[START DATA FOR THE TASK]

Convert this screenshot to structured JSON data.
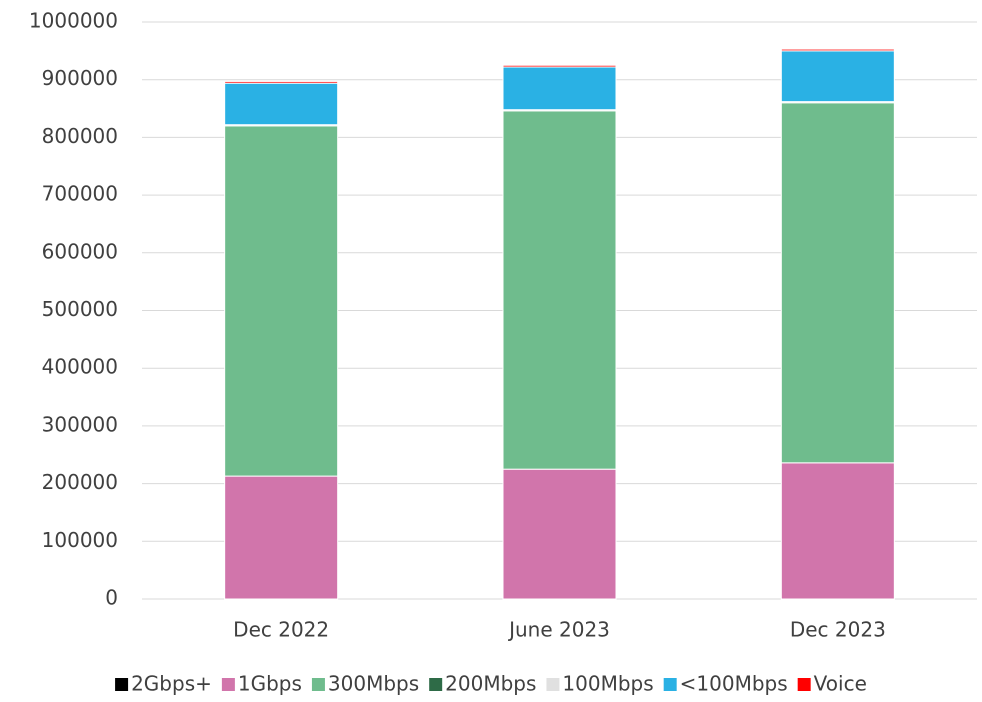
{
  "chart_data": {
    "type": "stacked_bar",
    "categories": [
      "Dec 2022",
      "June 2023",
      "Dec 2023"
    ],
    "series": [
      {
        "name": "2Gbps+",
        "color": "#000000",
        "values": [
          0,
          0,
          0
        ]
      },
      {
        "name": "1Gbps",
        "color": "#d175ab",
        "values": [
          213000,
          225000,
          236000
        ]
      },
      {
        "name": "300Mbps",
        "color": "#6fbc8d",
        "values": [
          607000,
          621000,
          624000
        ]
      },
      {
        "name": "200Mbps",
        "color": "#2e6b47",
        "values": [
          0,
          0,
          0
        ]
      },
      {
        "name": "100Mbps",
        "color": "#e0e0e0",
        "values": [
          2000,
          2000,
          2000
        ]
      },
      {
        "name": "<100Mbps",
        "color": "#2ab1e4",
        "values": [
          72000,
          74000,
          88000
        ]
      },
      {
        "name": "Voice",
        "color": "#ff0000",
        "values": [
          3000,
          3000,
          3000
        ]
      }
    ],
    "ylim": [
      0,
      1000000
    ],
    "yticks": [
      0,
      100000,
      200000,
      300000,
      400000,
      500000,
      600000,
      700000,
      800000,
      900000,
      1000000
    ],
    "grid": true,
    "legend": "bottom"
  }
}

[END DATA FOR THE TASK]
[START DATA FOR THE TASK]

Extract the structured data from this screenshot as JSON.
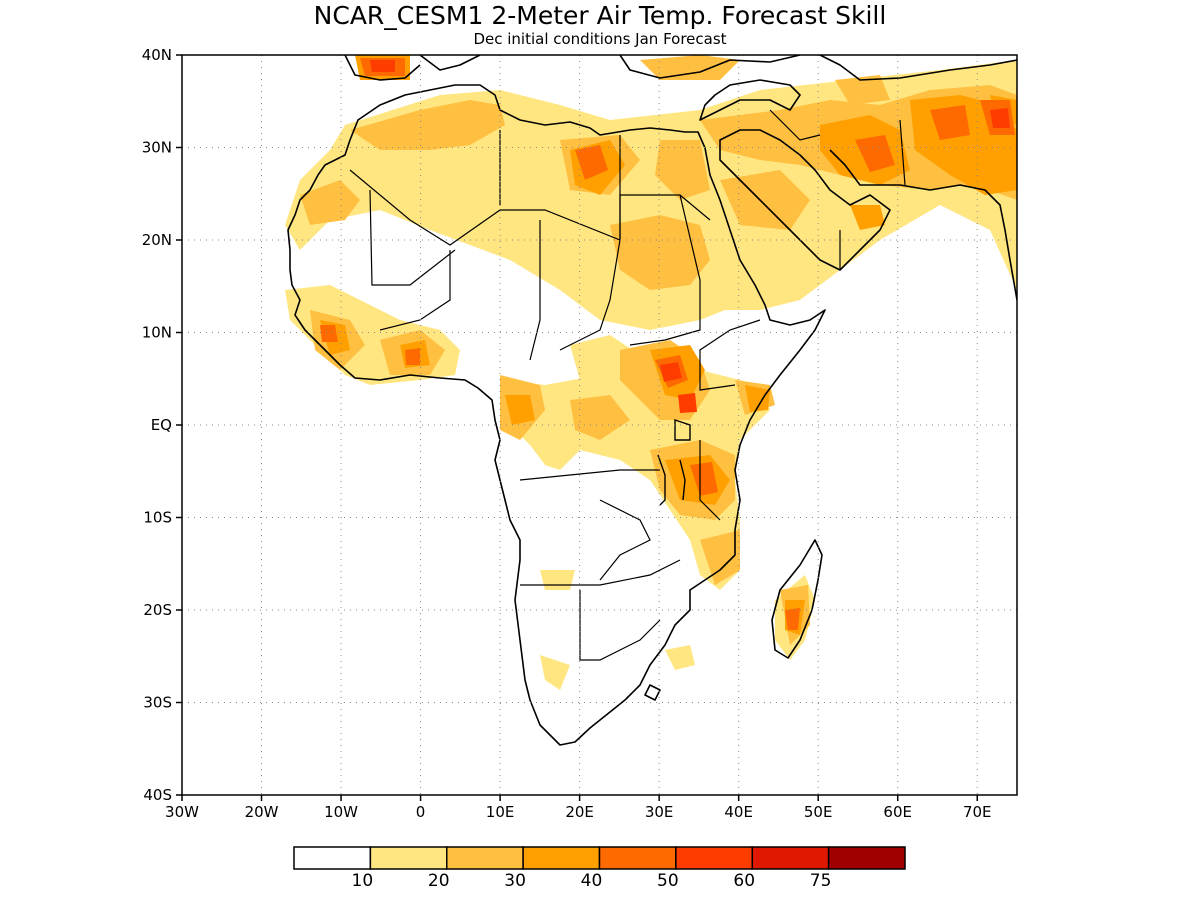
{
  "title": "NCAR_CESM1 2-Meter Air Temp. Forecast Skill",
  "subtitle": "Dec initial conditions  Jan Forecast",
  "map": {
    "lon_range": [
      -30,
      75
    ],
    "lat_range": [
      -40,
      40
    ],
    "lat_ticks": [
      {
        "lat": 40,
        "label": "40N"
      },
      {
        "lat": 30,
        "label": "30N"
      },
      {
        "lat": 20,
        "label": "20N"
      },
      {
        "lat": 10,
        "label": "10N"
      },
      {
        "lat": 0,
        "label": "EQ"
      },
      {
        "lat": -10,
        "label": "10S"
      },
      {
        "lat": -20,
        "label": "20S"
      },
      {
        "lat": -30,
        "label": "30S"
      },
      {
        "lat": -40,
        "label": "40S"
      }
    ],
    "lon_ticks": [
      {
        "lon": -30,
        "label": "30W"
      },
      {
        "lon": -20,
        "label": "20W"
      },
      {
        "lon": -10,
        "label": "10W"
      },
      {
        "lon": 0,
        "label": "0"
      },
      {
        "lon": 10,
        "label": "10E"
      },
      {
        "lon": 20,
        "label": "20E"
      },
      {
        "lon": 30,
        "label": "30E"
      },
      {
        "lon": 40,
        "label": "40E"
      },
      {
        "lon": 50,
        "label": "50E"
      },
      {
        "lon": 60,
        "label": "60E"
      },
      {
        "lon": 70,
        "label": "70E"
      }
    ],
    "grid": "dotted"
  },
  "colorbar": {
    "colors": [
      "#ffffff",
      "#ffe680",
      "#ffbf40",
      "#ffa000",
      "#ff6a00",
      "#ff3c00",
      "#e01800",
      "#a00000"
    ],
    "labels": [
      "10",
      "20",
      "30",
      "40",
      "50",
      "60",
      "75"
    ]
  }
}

[END DATA FOR THE TASK]
[START DATA FOR THE TASK]

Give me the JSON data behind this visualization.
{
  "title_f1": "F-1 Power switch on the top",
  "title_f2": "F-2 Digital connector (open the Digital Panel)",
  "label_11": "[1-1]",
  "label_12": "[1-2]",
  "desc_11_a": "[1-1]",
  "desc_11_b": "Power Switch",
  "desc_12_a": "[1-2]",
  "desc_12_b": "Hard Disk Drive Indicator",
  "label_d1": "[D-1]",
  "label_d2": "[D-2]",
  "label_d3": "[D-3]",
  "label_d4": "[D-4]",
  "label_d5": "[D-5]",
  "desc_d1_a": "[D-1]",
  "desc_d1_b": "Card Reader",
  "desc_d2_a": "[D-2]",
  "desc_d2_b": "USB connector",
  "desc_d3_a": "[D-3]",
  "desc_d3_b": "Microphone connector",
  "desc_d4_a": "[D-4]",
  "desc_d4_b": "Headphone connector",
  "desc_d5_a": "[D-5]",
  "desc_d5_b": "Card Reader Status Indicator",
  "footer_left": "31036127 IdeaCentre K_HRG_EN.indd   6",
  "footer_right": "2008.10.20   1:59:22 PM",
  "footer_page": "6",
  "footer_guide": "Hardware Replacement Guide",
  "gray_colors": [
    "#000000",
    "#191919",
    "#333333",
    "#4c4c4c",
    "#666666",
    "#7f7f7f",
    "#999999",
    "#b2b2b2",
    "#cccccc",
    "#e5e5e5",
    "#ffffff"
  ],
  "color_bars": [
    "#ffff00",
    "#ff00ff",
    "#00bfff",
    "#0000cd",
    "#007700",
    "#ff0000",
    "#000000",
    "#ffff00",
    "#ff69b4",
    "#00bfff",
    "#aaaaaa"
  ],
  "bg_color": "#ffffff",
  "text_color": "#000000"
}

[END DATA FOR THE TASK]

▸ WHAT YOU NEED TO DO
From the listing above, copy every line that includes the word "Power".

▸ CORRECT RESULT
  "title_f1": "F-1 Power switch on the top",
  "desc_11_b": "Power Switch",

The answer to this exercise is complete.